Records about charts and figures:
________
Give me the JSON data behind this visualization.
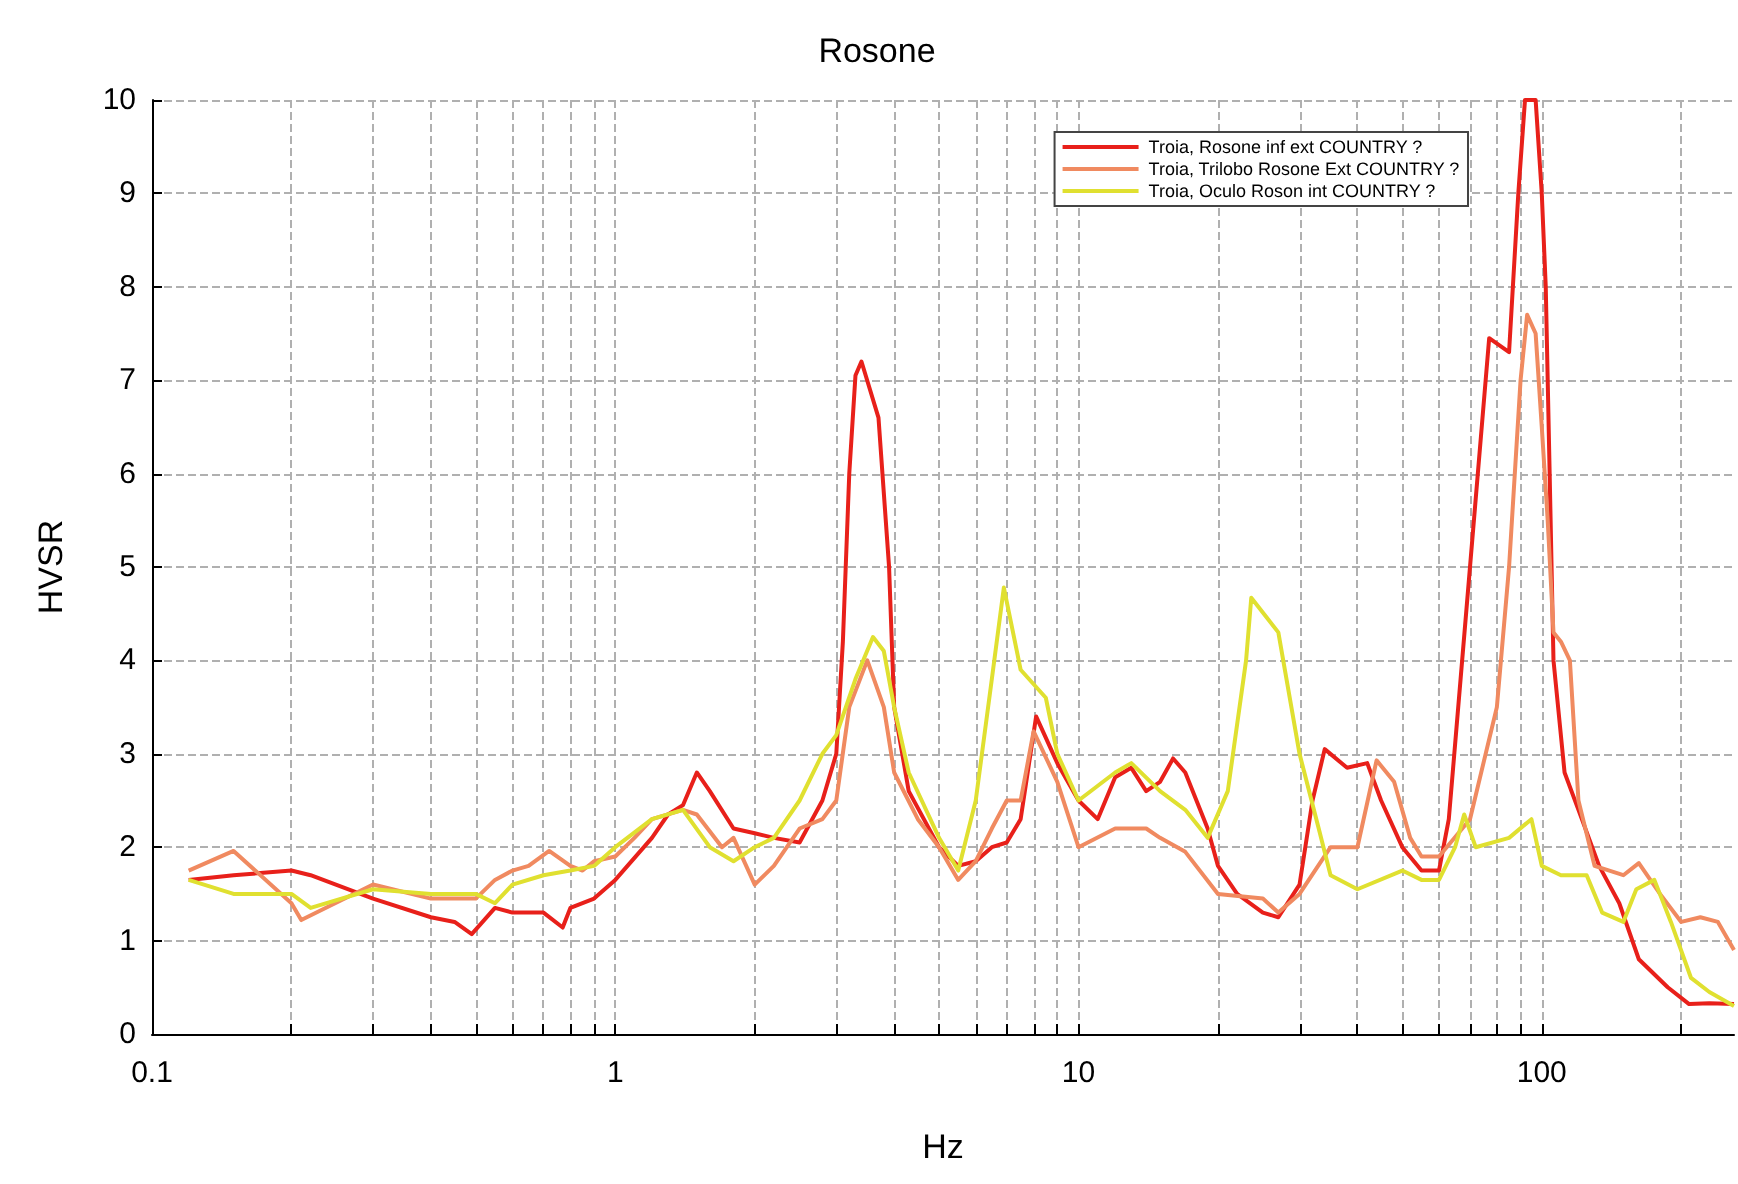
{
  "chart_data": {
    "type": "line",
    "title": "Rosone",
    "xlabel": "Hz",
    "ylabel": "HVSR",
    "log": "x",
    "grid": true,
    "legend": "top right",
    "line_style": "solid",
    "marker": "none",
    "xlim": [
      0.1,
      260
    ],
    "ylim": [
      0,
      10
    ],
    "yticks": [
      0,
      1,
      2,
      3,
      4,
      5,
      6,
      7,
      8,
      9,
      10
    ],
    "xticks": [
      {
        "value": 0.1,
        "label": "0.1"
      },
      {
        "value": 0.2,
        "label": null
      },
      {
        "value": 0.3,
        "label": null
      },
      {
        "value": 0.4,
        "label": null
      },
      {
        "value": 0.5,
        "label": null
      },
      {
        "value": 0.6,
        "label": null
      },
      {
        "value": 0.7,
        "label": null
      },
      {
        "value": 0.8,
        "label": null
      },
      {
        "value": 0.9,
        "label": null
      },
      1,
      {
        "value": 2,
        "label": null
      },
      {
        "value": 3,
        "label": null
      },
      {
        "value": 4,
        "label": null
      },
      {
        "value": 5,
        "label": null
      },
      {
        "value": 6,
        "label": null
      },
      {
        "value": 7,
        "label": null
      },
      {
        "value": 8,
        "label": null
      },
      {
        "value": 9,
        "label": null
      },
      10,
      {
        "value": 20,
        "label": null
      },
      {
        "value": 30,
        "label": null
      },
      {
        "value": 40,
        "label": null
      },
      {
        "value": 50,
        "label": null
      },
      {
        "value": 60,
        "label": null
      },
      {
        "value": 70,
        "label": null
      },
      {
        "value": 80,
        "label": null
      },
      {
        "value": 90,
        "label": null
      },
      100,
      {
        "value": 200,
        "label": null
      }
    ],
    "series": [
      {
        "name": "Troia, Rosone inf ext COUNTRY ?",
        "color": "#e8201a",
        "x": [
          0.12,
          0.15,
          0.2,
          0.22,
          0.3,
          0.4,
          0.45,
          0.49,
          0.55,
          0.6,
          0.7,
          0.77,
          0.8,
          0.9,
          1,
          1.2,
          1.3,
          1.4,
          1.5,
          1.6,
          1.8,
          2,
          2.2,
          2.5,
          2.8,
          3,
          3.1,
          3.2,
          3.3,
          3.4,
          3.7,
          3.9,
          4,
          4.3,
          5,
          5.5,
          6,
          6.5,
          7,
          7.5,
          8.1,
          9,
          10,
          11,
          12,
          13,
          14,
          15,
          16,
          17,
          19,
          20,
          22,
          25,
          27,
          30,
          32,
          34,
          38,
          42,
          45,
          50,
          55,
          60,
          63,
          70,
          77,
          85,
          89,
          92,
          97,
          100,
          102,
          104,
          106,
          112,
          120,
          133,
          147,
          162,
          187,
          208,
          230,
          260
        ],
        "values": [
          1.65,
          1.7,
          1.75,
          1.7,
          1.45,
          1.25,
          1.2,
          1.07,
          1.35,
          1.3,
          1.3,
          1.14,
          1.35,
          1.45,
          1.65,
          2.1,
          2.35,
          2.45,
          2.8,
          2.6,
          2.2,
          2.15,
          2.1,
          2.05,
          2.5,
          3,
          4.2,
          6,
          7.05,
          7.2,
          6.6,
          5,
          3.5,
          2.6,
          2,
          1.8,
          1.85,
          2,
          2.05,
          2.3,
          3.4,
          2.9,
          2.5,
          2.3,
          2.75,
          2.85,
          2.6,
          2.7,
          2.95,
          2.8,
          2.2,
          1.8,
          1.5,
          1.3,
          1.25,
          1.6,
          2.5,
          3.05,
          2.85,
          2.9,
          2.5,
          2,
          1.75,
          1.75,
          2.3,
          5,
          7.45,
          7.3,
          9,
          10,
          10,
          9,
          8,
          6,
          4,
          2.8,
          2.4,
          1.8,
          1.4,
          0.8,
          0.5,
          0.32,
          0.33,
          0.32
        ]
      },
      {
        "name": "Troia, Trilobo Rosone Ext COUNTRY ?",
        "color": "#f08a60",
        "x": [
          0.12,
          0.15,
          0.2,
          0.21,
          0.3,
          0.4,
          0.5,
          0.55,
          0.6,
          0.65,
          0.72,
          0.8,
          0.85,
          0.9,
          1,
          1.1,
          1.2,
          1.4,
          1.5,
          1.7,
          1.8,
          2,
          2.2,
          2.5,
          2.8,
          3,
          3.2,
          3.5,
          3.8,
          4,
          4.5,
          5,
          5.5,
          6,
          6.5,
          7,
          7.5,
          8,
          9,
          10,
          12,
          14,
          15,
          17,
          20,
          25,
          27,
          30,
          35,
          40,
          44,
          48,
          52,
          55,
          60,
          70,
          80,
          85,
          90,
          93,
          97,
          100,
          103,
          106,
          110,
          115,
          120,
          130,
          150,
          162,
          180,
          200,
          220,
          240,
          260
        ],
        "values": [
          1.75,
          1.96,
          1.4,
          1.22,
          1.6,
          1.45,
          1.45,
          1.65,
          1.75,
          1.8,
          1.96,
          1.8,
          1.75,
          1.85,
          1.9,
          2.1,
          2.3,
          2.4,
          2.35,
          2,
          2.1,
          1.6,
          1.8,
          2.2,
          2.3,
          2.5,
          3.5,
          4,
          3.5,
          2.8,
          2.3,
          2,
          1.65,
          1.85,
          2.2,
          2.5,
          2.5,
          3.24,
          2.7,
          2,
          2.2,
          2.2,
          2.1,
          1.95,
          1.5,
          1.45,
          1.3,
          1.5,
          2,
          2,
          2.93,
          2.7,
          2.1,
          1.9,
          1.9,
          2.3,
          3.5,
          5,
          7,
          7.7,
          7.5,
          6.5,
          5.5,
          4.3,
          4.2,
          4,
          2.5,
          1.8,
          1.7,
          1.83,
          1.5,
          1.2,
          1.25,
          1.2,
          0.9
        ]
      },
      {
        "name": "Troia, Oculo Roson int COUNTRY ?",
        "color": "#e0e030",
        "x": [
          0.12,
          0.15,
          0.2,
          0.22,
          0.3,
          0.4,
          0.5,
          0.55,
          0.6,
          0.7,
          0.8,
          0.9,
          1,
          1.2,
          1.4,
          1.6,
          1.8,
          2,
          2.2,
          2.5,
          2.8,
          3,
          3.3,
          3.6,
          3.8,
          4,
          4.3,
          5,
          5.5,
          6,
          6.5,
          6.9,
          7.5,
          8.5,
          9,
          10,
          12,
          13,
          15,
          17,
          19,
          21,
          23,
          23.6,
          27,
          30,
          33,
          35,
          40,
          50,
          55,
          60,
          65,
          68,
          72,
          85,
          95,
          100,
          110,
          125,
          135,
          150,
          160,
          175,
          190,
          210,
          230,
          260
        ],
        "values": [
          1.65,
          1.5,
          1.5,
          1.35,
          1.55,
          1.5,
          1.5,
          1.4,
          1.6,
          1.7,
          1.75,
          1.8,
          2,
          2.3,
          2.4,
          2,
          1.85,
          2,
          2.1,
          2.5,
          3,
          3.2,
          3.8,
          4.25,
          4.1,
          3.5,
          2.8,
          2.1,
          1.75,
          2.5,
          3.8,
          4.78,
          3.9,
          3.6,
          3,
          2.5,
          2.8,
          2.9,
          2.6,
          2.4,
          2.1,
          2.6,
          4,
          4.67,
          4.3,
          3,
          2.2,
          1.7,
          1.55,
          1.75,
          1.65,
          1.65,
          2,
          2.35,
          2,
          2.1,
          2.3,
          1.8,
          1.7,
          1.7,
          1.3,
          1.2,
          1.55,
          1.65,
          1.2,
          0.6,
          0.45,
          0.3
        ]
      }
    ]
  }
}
________
**To do**
Write out again every line above exactly as given; the pictures do not belong in the copy.

**Written answer**
Give me the JSON data behind this visualization.
{
  "chart_data": {
    "type": "line",
    "title": "Rosone",
    "xlabel": "Hz",
    "ylabel": "HVSR",
    "log": "x",
    "grid": true,
    "legend": "top right",
    "line_style": "solid",
    "marker": "none",
    "xlim": [
      0.1,
      260
    ],
    "ylim": [
      0,
      10
    ],
    "yticks": [
      0,
      1,
      2,
      3,
      4,
      5,
      6,
      7,
      8,
      9,
      10
    ],
    "xticks": [
      {
        "value": 0.1,
        "label": "0.1"
      },
      {
        "value": 0.2,
        "label": null
      },
      {
        "value": 0.3,
        "label": null
      },
      {
        "value": 0.4,
        "label": null
      },
      {
        "value": 0.5,
        "label": null
      },
      {
        "value": 0.6,
        "label": null
      },
      {
        "value": 0.7,
        "label": null
      },
      {
        "value": 0.8,
        "label": null
      },
      {
        "value": 0.9,
        "label": null
      },
      1,
      {
        "value": 2,
        "label": null
      },
      {
        "value": 3,
        "label": null
      },
      {
        "value": 4,
        "label": null
      },
      {
        "value": 5,
        "label": null
      },
      {
        "value": 6,
        "label": null
      },
      {
        "value": 7,
        "label": null
      },
      {
        "value": 8,
        "label": null
      },
      {
        "value": 9,
        "label": null
      },
      10,
      {
        "value": 20,
        "label": null
      },
      {
        "value": 30,
        "label": null
      },
      {
        "value": 40,
        "label": null
      },
      {
        "value": 50,
        "label": null
      },
      {
        "value": 60,
        "label": null
      },
      {
        "value": 70,
        "label": null
      },
      {
        "value": 80,
        "label": null
      },
      {
        "value": 90,
        "label": null
      },
      100,
      {
        "value": 200,
        "label": null
      }
    ],
    "series": [
      {
        "name": "Troia, Rosone inf ext COUNTRY ?",
        "color": "#e8201a",
        "x": [
          0.12,
          0.15,
          0.2,
          0.22,
          0.3,
          0.4,
          0.45,
          0.49,
          0.55,
          0.6,
          0.7,
          0.77,
          0.8,
          0.9,
          1,
          1.2,
          1.3,
          1.4,
          1.5,
          1.6,
          1.8,
          2,
          2.2,
          2.5,
          2.8,
          3,
          3.1,
          3.2,
          3.3,
          3.4,
          3.7,
          3.9,
          4,
          4.3,
          5,
          5.5,
          6,
          6.5,
          7,
          7.5,
          8.1,
          9,
          10,
          11,
          12,
          13,
          14,
          15,
          16,
          17,
          19,
          20,
          22,
          25,
          27,
          30,
          32,
          34,
          38,
          42,
          45,
          50,
          55,
          60,
          63,
          70,
          77,
          85,
          89,
          92,
          97,
          100,
          102,
          104,
          106,
          112,
          120,
          133,
          147,
          162,
          187,
          208,
          230,
          260
        ],
        "values": [
          1.65,
          1.7,
          1.75,
          1.7,
          1.45,
          1.25,
          1.2,
          1.07,
          1.35,
          1.3,
          1.3,
          1.14,
          1.35,
          1.45,
          1.65,
          2.1,
          2.35,
          2.45,
          2.8,
          2.6,
          2.2,
          2.15,
          2.1,
          2.05,
          2.5,
          3,
          4.2,
          6,
          7.05,
          7.2,
          6.6,
          5,
          3.5,
          2.6,
          2,
          1.8,
          1.85,
          2,
          2.05,
          2.3,
          3.4,
          2.9,
          2.5,
          2.3,
          2.75,
          2.85,
          2.6,
          2.7,
          2.95,
          2.8,
          2.2,
          1.8,
          1.5,
          1.3,
          1.25,
          1.6,
          2.5,
          3.05,
          2.85,
          2.9,
          2.5,
          2,
          1.75,
          1.75,
          2.3,
          5,
          7.45,
          7.3,
          9,
          10,
          10,
          9,
          8,
          6,
          4,
          2.8,
          2.4,
          1.8,
          1.4,
          0.8,
          0.5,
          0.32,
          0.33,
          0.32
        ]
      },
      {
        "name": "Troia, Trilobo Rosone Ext COUNTRY ?",
        "color": "#f08a60",
        "x": [
          0.12,
          0.15,
          0.2,
          0.21,
          0.3,
          0.4,
          0.5,
          0.55,
          0.6,
          0.65,
          0.72,
          0.8,
          0.85,
          0.9,
          1,
          1.1,
          1.2,
          1.4,
          1.5,
          1.7,
          1.8,
          2,
          2.2,
          2.5,
          2.8,
          3,
          3.2,
          3.5,
          3.8,
          4,
          4.5,
          5,
          5.5,
          6,
          6.5,
          7,
          7.5,
          8,
          9,
          10,
          12,
          14,
          15,
          17,
          20,
          25,
          27,
          30,
          35,
          40,
          44,
          48,
          52,
          55,
          60,
          70,
          80,
          85,
          90,
          93,
          97,
          100,
          103,
          106,
          110,
          115,
          120,
          130,
          150,
          162,
          180,
          200,
          220,
          240,
          260
        ],
        "values": [
          1.75,
          1.96,
          1.4,
          1.22,
          1.6,
          1.45,
          1.45,
          1.65,
          1.75,
          1.8,
          1.96,
          1.8,
          1.75,
          1.85,
          1.9,
          2.1,
          2.3,
          2.4,
          2.35,
          2,
          2.1,
          1.6,
          1.8,
          2.2,
          2.3,
          2.5,
          3.5,
          4,
          3.5,
          2.8,
          2.3,
          2,
          1.65,
          1.85,
          2.2,
          2.5,
          2.5,
          3.24,
          2.7,
          2,
          2.2,
          2.2,
          2.1,
          1.95,
          1.5,
          1.45,
          1.3,
          1.5,
          2,
          2,
          2.93,
          2.7,
          2.1,
          1.9,
          1.9,
          2.3,
          3.5,
          5,
          7,
          7.7,
          7.5,
          6.5,
          5.5,
          4.3,
          4.2,
          4,
          2.5,
          1.8,
          1.7,
          1.83,
          1.5,
          1.2,
          1.25,
          1.2,
          0.9
        ]
      },
      {
        "name": "Troia, Oculo Roson int COUNTRY ?",
        "color": "#e0e030",
        "x": [
          0.12,
          0.15,
          0.2,
          0.22,
          0.3,
          0.4,
          0.5,
          0.55,
          0.6,
          0.7,
          0.8,
          0.9,
          1,
          1.2,
          1.4,
          1.6,
          1.8,
          2,
          2.2,
          2.5,
          2.8,
          3,
          3.3,
          3.6,
          3.8,
          4,
          4.3,
          5,
          5.5,
          6,
          6.5,
          6.9,
          7.5,
          8.5,
          9,
          10,
          12,
          13,
          15,
          17,
          19,
          21,
          23,
          23.6,
          27,
          30,
          33,
          35,
          40,
          50,
          55,
          60,
          65,
          68,
          72,
          85,
          95,
          100,
          110,
          125,
          135,
          150,
          160,
          175,
          190,
          210,
          230,
          260
        ],
        "values": [
          1.65,
          1.5,
          1.5,
          1.35,
          1.55,
          1.5,
          1.5,
          1.4,
          1.6,
          1.7,
          1.75,
          1.8,
          2,
          2.3,
          2.4,
          2,
          1.85,
          2,
          2.1,
          2.5,
          3,
          3.2,
          3.8,
          4.25,
          4.1,
          3.5,
          2.8,
          2.1,
          1.75,
          2.5,
          3.8,
          4.78,
          3.9,
          3.6,
          3,
          2.5,
          2.8,
          2.9,
          2.6,
          2.4,
          2.1,
          2.6,
          4,
          4.67,
          4.3,
          3,
          2.2,
          1.7,
          1.55,
          1.75,
          1.65,
          1.65,
          2,
          2.35,
          2,
          2.1,
          2.3,
          1.8,
          1.7,
          1.7,
          1.3,
          1.2,
          1.55,
          1.65,
          1.2,
          0.6,
          0.45,
          0.3
        ]
      }
    ]
  }
}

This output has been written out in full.